*WHAT TO PRODUCE*:
Below are the records. Gather each line that holds "label".

*RECORDS FOR THE TASK*:
[start]

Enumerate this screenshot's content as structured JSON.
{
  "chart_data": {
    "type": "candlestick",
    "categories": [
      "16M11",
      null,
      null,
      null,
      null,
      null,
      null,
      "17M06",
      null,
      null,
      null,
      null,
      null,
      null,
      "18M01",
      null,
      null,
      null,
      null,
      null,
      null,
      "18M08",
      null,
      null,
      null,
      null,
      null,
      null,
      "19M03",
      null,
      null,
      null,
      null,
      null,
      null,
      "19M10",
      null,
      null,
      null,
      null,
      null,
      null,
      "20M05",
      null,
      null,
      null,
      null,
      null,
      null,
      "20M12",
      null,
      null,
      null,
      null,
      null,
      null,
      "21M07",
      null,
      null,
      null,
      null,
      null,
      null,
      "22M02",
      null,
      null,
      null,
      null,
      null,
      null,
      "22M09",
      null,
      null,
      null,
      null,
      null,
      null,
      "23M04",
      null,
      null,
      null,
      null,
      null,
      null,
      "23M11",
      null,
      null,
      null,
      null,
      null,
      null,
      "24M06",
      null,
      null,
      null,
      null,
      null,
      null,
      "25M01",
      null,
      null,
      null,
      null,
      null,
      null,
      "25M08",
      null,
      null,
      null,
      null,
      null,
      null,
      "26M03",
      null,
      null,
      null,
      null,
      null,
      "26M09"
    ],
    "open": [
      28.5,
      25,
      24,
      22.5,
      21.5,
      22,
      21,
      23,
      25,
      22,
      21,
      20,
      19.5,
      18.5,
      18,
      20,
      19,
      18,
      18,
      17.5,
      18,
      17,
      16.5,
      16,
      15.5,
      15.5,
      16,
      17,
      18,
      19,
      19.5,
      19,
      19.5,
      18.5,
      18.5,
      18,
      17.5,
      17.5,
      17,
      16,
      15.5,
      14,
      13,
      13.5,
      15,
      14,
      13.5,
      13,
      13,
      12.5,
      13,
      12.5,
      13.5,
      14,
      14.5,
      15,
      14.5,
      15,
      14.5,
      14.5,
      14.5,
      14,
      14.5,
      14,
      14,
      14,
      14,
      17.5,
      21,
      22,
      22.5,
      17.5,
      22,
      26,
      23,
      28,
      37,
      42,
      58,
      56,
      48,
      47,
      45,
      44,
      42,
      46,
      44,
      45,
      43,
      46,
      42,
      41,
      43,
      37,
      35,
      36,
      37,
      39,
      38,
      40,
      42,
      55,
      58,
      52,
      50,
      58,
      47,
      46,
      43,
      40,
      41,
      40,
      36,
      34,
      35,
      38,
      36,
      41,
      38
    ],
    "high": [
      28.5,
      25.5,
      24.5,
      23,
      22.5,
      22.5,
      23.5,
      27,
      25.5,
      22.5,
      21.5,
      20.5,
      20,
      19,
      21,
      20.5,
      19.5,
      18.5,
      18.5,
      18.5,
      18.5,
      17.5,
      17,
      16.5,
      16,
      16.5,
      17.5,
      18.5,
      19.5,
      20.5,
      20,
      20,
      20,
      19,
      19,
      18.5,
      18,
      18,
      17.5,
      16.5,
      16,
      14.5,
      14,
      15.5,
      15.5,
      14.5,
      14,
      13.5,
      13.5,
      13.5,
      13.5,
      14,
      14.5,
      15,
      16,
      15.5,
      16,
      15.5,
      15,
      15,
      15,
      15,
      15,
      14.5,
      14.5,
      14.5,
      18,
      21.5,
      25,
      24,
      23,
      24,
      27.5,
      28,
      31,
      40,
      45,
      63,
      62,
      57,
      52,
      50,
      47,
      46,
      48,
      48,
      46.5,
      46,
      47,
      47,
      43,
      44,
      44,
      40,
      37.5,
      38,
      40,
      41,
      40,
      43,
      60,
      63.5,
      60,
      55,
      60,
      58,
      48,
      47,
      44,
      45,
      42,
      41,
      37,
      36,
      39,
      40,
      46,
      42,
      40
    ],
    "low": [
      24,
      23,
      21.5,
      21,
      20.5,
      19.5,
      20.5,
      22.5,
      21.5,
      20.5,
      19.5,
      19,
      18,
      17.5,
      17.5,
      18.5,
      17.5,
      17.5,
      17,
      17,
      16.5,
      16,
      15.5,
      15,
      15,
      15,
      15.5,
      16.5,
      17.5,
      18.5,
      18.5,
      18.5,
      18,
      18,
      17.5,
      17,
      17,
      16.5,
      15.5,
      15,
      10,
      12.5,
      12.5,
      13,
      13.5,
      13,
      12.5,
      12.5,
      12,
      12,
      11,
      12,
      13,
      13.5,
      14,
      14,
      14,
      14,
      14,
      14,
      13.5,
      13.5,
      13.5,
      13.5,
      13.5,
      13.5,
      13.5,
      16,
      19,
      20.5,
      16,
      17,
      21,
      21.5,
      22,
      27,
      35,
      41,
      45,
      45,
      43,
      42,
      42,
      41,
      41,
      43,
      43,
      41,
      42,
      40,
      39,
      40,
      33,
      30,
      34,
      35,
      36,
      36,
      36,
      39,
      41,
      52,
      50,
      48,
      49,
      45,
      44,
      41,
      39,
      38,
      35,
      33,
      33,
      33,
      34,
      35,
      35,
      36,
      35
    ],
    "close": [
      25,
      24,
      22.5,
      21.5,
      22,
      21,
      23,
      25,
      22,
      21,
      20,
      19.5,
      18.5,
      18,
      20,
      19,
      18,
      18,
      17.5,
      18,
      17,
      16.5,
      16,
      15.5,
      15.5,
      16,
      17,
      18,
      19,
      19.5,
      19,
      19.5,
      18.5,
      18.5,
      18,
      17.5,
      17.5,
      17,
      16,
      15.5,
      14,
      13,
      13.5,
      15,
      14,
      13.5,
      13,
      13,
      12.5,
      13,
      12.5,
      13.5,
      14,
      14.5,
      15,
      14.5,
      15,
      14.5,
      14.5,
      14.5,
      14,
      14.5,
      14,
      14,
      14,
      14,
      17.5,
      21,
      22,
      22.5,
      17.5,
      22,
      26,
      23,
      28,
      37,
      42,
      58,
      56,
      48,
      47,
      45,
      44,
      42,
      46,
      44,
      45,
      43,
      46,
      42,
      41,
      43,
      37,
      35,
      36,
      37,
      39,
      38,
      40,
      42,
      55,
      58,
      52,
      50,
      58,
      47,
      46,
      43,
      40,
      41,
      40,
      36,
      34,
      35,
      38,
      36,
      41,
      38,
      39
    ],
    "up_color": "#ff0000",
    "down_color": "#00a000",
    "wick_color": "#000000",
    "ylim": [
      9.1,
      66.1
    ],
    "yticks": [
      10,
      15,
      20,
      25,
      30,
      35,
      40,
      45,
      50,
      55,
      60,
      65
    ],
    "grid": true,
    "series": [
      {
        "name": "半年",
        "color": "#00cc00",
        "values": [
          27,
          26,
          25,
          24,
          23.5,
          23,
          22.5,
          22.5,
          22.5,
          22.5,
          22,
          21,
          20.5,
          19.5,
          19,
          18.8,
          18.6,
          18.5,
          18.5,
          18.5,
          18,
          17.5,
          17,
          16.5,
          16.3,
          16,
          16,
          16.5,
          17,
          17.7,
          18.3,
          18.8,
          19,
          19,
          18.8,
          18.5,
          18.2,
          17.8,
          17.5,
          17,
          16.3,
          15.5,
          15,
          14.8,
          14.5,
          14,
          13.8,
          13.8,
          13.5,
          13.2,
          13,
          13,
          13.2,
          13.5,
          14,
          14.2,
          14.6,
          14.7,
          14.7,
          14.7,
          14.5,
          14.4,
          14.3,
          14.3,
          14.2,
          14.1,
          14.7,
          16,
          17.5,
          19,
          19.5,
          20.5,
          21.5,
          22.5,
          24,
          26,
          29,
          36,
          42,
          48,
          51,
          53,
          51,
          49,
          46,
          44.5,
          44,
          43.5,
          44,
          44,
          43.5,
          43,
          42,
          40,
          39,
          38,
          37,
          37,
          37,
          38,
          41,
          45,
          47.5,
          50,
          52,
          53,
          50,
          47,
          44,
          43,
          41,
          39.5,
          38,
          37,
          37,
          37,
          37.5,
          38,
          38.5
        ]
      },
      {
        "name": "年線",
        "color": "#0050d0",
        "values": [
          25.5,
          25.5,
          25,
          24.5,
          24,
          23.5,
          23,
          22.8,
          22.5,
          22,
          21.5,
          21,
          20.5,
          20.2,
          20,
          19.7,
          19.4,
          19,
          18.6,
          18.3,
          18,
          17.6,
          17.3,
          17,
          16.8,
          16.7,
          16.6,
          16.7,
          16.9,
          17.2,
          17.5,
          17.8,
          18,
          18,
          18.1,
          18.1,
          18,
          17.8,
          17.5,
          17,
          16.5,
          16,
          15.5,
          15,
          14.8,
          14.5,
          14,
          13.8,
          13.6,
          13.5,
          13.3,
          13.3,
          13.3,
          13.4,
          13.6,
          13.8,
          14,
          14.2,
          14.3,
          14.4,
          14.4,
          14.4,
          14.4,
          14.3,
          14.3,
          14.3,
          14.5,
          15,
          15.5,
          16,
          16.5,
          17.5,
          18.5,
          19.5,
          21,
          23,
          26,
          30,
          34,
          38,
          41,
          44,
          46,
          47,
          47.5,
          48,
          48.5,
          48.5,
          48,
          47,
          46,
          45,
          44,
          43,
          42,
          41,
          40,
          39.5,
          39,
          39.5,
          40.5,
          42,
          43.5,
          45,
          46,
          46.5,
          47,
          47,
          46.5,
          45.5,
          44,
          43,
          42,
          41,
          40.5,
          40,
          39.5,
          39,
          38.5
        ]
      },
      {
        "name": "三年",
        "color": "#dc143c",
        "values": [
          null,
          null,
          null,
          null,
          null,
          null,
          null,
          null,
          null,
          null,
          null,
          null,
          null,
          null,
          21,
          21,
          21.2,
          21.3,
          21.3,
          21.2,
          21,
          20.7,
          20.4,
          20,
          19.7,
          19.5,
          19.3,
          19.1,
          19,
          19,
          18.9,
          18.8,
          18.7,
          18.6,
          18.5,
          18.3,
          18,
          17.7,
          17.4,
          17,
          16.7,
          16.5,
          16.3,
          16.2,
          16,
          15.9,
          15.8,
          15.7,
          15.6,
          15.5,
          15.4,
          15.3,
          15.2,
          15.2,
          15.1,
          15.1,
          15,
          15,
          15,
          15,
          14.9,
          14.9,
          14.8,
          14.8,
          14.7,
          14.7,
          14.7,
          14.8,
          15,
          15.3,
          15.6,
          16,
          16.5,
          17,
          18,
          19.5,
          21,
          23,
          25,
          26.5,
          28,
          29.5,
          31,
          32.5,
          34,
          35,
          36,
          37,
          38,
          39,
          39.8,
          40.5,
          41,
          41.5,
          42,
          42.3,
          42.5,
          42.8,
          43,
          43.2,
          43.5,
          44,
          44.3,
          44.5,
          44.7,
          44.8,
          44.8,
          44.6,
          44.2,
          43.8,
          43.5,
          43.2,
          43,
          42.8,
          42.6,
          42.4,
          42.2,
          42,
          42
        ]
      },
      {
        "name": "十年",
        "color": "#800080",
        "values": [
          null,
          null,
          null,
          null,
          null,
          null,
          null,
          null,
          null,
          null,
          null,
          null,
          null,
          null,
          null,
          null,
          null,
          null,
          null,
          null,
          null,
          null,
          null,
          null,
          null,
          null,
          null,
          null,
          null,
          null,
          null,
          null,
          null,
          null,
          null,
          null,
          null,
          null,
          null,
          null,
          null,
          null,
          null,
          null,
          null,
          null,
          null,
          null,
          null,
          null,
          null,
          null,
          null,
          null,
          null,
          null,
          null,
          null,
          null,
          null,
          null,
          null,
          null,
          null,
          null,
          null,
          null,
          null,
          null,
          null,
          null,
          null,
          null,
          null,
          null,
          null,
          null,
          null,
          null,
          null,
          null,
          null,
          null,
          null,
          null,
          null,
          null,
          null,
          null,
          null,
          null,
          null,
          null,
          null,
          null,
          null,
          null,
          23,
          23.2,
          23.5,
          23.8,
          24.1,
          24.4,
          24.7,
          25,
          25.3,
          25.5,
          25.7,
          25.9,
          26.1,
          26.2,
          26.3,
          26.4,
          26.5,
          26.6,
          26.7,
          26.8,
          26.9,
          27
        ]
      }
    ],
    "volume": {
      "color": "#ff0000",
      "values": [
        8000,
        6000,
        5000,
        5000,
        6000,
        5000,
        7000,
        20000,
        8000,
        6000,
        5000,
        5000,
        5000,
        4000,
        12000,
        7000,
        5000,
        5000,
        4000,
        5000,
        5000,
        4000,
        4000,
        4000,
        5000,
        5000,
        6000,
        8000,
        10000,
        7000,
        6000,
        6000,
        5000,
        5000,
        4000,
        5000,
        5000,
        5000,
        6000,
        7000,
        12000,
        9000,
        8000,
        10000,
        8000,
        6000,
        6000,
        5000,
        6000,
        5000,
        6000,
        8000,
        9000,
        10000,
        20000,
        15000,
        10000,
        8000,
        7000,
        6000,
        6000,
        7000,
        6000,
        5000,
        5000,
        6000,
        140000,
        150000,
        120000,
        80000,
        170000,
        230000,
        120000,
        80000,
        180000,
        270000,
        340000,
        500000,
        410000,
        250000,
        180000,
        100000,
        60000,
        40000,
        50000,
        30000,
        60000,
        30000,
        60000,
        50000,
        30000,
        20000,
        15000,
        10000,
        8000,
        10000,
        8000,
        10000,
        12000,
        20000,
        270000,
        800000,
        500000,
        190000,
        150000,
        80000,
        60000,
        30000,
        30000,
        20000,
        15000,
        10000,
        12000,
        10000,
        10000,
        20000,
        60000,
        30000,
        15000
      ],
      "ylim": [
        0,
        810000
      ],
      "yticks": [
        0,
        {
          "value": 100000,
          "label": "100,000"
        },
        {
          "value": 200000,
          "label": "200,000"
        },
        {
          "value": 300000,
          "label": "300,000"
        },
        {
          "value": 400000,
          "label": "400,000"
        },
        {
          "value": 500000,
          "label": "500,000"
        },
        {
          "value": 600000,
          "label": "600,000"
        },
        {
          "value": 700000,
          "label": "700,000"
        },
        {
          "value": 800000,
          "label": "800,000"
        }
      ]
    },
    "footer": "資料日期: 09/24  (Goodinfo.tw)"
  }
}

[end]

*ANSWER TO THE EXERCISE*:
          "label": "100,000"
          "label": "200,000"
          "label": "300,000"
          "label": "400,000"
          "label": "500,000"
          "label": "600,000"
          "label": "700,000"
          "label": "800,000"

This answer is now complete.